───── TEXT EXTRACT ─────

Skip to content

ECE 6745 Section 3: ASIC Automated Flow

In the previous sections, we manually commands entering commands for each tool to take a design from RTL to layout. Flow scripts can help automate the process but copying and modifying these flow scripts for every design is tedious and error prone. An agile hardware design flow demands automation to simplify rapidly exploring the area, energy, timing design space of one or more designs. In this section, we will introduce a simple tool called pyhflow which takes as input a step templates and a design YAML and generates appropriate flow scripts.

The following diagram illustrates the five primary tools we have already seen in the previous discussion sections. Notice that the ASIC tools all require various views from the standard-cell library.

Extensive documentation is provided by Synopsys and Cadence for these ASIC tools. We have organized this documentation and made it available to you on the public course webpage:

The first step is to access ecelinux. Use Microsoft Remote Desktop to log into a specific ecelinux server. Then use VS Code to log into the same specific ecelinux server. Once you are at the ecelinux prompt, source the setup script, source the GUI setup script, clone this repository from GitHub, and define an environment variable to keep track of the top directory for the project.

% source setup-ece6745.sh
% source setup-gui.sh
% mkdir -p $HOME/ece6745
% cd $HOME/ece6745
% git clone git@github.com:cornell-ece6745/ece6745-sec03-asic-auto sec03
% cd sec03
% export TOPDIR=$PWD

1. Testing, Simulation, and Translation

As in the last section, we will be using the following four-stage registered incrementer as our example design:

Before we can use the ASIC flow, we need to verify the design and generate the corresponding Verilog files for each test which can be used for RTL simulation, fast-functional gate-level simulation, and back-annotated gate-level simulation. Always run the tests before pushing anything through the ASIC flow. There is no sense in running the flow if the design is incorrect!

───── INFORMATION GIVEN ─────

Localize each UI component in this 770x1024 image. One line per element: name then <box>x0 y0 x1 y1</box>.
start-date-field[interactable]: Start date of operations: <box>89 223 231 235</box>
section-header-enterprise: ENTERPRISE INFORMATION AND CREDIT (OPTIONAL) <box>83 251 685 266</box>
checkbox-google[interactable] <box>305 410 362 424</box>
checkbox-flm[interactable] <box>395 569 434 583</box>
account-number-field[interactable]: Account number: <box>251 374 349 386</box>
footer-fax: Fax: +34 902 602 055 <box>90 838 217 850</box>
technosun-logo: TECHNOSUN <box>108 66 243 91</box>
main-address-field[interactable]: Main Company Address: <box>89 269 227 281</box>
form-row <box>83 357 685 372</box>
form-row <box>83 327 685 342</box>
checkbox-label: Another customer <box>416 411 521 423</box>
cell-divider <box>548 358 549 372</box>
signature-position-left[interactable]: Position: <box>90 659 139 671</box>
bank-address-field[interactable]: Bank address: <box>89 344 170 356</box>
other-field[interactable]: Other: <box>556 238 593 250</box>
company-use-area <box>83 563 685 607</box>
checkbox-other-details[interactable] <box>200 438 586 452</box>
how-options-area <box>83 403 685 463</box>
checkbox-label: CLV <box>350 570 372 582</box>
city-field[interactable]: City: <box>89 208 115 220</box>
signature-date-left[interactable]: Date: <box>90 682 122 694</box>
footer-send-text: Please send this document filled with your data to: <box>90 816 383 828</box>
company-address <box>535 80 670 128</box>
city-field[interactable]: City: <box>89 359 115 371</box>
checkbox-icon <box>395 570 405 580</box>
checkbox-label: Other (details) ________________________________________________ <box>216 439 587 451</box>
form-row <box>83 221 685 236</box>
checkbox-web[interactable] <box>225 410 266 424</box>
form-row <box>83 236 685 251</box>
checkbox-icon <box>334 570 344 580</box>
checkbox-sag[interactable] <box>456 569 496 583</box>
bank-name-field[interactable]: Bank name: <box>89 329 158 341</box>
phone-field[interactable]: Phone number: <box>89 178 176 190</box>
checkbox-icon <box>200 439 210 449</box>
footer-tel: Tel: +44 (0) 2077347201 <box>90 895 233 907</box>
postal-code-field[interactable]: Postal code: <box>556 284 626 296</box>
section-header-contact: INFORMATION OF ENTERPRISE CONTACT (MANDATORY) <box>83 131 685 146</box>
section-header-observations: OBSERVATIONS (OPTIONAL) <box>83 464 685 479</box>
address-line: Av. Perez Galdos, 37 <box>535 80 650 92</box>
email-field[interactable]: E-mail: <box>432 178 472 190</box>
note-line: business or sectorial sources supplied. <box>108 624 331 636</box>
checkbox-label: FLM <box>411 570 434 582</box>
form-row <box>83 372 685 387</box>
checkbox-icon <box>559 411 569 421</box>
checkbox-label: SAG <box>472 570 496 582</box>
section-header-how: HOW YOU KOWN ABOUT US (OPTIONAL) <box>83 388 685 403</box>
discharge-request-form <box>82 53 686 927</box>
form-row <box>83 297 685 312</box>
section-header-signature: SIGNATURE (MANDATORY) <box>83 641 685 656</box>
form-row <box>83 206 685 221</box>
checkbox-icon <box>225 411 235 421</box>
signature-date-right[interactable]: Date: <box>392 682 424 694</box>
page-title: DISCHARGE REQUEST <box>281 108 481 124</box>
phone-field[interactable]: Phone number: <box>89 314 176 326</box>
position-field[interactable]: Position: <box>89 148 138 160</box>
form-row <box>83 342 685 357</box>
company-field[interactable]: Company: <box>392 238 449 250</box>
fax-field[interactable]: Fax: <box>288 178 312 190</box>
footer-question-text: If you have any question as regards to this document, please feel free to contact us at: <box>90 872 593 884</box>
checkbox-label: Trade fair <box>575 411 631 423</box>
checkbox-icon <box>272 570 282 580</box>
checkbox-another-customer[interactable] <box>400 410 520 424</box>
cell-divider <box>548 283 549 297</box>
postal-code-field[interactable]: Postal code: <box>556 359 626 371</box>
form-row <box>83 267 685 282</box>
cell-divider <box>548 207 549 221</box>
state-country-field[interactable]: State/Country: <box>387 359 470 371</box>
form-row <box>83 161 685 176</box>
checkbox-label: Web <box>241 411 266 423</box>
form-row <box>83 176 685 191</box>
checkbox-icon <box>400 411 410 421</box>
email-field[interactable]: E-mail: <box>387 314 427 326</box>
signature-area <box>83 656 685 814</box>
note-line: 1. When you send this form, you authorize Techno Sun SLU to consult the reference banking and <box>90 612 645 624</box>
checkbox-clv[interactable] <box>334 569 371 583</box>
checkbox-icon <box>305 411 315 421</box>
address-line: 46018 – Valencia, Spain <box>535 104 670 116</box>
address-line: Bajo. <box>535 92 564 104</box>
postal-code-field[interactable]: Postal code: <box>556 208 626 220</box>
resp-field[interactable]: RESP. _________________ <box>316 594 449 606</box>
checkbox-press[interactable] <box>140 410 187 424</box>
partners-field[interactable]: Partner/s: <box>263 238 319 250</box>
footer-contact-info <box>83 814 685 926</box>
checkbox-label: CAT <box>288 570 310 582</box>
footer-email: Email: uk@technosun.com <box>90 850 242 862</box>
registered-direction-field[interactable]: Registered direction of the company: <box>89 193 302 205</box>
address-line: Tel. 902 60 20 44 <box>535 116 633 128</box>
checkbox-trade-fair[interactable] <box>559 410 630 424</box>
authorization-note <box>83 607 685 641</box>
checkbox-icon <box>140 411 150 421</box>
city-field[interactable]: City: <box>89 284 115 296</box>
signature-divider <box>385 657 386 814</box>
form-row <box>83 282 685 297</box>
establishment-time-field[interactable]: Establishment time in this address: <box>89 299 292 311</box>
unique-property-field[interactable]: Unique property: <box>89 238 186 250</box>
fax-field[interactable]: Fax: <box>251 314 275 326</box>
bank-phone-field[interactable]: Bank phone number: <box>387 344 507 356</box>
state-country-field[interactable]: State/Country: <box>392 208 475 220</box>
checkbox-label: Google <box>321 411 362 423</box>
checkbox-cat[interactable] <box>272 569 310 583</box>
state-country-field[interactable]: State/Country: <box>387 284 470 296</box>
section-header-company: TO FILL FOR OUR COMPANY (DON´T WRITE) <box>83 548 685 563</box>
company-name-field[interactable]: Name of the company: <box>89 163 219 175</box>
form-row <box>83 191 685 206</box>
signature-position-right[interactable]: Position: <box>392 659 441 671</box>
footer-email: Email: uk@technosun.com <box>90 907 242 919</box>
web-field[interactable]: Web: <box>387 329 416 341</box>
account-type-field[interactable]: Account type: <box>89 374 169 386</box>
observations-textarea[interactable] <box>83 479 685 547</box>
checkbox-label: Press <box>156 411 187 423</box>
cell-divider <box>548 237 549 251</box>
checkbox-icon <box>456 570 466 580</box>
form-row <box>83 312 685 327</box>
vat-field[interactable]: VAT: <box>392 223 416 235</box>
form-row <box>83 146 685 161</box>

─────

§ **THINGS TO DO**
A) List every kind of simulation for which the ASIC automated flow text says the generated Verilog files can be used.
B) According to the ASIC automated flow text, why should the tests always be run before anything is pushed through the ASIC flow?
C) From the ASIC automated flow text, extract the passage that begins at the words "As in the last" and stops after "design is incorrect!".
Base your work on the ASIC automated flow text alone.

§ **WRITTEN RESPONSES**
A)
- RTL simulation
- Fast-functional gate-level simulation
- Back-annotated gate-level simulation

B) The text says there is no sense in running the flow if the design is incorrect. Running the tests first verifies the design before it goes through the ASIC flow.

C)
As in the last section, we will be using the following four-stage registered incrementer as our example design:

Before we can use the ASIC flow, we need to verify the design and generate the corresponding Verilog files for each test which can be used for RTL simulation, fast-functional gate-level simulation, and back-annotated gate-level simulation. Always run the tests before pushing anything through the ASIC flow. There is no sense in running the flow if the design is incorrect!